All of the records below should be output exactly.

## START

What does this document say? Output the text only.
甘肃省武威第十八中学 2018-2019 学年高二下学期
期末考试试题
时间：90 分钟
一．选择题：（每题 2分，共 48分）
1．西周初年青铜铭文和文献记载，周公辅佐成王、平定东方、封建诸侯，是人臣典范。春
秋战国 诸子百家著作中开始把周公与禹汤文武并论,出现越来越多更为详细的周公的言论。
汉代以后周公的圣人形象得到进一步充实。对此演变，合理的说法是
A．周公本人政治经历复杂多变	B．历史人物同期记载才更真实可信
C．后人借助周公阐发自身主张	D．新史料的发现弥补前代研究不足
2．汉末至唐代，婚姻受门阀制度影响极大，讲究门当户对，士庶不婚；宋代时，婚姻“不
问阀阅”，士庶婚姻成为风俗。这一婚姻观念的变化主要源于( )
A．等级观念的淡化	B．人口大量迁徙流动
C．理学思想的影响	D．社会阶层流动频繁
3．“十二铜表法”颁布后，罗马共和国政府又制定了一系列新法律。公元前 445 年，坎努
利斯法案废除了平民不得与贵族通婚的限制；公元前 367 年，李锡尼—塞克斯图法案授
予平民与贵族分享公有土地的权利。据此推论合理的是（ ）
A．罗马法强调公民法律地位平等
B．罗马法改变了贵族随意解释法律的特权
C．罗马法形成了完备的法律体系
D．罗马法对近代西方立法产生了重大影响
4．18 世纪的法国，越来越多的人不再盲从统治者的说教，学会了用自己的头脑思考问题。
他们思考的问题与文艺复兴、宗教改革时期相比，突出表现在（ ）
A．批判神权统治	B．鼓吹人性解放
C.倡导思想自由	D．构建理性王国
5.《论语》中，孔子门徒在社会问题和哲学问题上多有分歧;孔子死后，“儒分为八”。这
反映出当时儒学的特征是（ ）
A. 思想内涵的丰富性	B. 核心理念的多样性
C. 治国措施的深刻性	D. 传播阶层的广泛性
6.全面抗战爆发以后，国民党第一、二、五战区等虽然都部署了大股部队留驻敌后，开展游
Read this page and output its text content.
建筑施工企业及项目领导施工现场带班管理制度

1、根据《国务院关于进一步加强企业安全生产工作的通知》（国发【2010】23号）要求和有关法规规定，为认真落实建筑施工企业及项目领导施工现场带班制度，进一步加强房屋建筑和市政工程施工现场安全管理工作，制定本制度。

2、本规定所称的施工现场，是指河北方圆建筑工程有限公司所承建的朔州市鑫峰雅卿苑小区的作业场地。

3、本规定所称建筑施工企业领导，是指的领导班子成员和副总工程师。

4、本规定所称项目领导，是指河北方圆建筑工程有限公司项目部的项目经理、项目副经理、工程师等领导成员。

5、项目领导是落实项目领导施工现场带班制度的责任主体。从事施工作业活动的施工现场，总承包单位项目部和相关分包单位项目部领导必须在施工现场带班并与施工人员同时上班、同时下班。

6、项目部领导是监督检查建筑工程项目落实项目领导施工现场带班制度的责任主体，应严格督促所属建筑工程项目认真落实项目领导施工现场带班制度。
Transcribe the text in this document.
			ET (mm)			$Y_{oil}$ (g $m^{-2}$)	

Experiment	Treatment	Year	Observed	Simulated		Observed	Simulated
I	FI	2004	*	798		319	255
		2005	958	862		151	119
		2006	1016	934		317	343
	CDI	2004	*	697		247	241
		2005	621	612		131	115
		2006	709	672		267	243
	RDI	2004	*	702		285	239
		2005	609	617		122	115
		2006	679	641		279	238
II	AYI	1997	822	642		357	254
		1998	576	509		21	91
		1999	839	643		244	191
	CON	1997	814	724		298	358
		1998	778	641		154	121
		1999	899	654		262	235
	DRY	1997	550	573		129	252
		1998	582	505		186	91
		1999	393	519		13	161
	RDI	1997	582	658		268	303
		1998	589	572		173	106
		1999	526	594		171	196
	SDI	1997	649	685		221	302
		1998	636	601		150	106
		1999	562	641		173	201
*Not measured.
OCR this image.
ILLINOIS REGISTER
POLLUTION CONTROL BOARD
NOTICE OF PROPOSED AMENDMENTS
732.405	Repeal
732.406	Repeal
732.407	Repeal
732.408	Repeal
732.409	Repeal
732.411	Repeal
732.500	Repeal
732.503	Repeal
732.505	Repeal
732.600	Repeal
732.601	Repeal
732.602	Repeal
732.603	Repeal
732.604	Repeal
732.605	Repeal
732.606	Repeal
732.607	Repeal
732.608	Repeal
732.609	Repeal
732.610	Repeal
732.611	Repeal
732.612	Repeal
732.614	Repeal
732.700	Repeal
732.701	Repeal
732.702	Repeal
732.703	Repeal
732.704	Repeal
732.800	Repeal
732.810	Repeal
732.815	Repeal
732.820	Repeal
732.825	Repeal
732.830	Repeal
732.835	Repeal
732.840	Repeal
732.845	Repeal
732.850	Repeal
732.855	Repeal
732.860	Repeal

## END

▶ [Response to this task]
What does this document say? Output the text only.
甘肃省武威第十八中学 2018-2019 学年高二下学期
期末考试试题
时间：90 分钟
一．选择题：（每题 2分，共 48分）
1．西周初年青铜铭文和文献记载，周公辅佐成王、平定东方、封建诸侯，是人臣典范。春
秋战国 诸子百家著作中开始把周公与禹汤文武并论,出现越来越多更为详细的周公的言论。
汉代以后周公的圣人形象得到进一步充实。对此演变，合理的说法是
A．周公本人政治经历复杂多变	B．历史人物同期记载才更真实可信
C．后人借助周公阐发自身主张	D．新史料的发现弥补前代研究不足
2．汉末至唐代，婚姻受门阀制度影响极大，讲究门当户对，士庶不婚；宋代时，婚姻“不
问阀阅”，士庶婚姻成为风俗。这一婚姻观念的变化主要源于( )
A．等级观念的淡化	B．人口大量迁徙流动
C．理学思想的影响	D．社会阶层流动频繁
3．“十二铜表法”颁布后，罗马共和国政府又制定了一系列新法律。公元前 445 年，坎努
利斯法案废除了平民不得与贵族通婚的限制；公元前 367 年，李锡尼—塞克斯图法案授
予平民与贵族分享公有土地的权利。据此推论合理的是（ ）
A．罗马法强调公民法律地位平等
B．罗马法改变了贵族随意解释法律的特权
C．罗马法形成了完备的法律体系
D．罗马法对近代西方立法产生了重大影响
4．18 世纪的法国，越来越多的人不再盲从统治者的说教，学会了用自己的头脑思考问题。
他们思考的问题与文艺复兴、宗教改革时期相比，突出表现在（ ）
A．批判神权统治	B．鼓吹人性解放
C.倡导思想自由	D．构建理性王国
5.《论语》中，孔子门徒在社会问题和哲学问题上多有分歧;孔子死后，“儒分为八”。这
反映出当时儒学的特征是（ ）
A. 思想内涵的丰富性	B. 核心理念的多样性
C. 治国措施的深刻性	D. 传播阶层的广泛性
6.全面抗战爆发以后，国民党第一、二、五战区等虽然都部署了大股部队留驻敌后，开展游
Read this page and output its text content.
建筑施工企业及项目领导施工现场带班管理制度

1、根据《国务院关于进一步加强企业安全生产工作的通知》（国发【2010】23号）要求和有关法规规定，为认真落实建筑施工企业及项目领导施工现场带班制度，进一步加强房屋建筑和市政工程施工现场安全管理工作，制定本制度。

2、本规定所称的施工现场，是指河北方圆建筑工程有限公司所承建的朔州市鑫峰雅卿苑小区的作业场地。

3、本规定所称建筑施工企业领导，是指的领导班子成员和副总工程师。

4、本规定所称项目领导，是指河北方圆建筑工程有限公司项目部的项目经理、项目副经理、工程师等领导成员。

5、项目领导是落实项目领导施工现场带班制度的责任主体。从事施工作业活动的施工现场，总承包单位项目部和相关分包单位项目部领导必须在施工现场带班并与施工人员同时上班、同时下班。

6、项目部领导是监督检查建筑工程项目落实项目领导施工现场带班制度的责任主体，应严格督促所属建筑工程项目认真落实项目领导施工现场带班制度。
Transcribe the text in this document.
			ET (mm)			$Y_{oil}$ (g $m^{-2}$)	

Experiment	Treatment	Year	Observed	Simulated		Observed	Simulated
I	FI	2004	*	798		319	255
		2005	958	862		151	119
		2006	1016	934		317	343
	CDI	2004	*	697		247	241
		2005	621	612		131	115
		2006	709	672		267	243
	RDI	2004	*	702		285	239
		2005	609	617		122	115
		2006	679	641		279	238
II	AYI	1997	822	642		357	254
		1998	576	509		21	91
		1999	839	643		244	191
	CON	1997	814	724		298	358
		1998	778	641		154	121
		1999	899	654		262	235
	DRY	1997	550	573		129	252
		1998	582	505		186	91
		1999	393	519		13	161
	RDI	1997	582	658		268	303
		1998	589	572		173	106
		1999	526	594		171	196
	SDI	1997	649	685		221	302
		1998	636	601		150	106
		1999	562	641		173	201
*Not measured.
OCR this image.
ILLINOIS REGISTER
POLLUTION CONTROL BOARD
NOTICE OF PROPOSED AMENDMENTS
732.405	Repeal
732.406	Repeal
732.407	Repeal
732.408	Repeal
732.409	Repeal
732.411	Repeal
732.500	Repeal
732.503	Repeal
732.505	Repeal
732.600	Repeal
732.601	Repeal
732.602	Repeal
732.603	Repeal
732.604	Repeal
732.605	Repeal
732.606	Repeal
732.607	Repeal
732.608	Repeal
732.609	Repeal
732.610	Repeal
732.611	Repeal
732.612	Repeal
732.614	Repeal
732.700	Repeal
732.701	Repeal
732.702	Repeal
732.703	Repeal
732.704	Repeal
732.800	Repeal
732.810	Repeal
732.815	Repeal
732.820	Repeal
732.825	Repeal
732.830	Repeal
732.835	Repeal
732.840	Repeal
732.845	Repeal
732.850	Repeal
732.855	Repeal
732.860	Repeal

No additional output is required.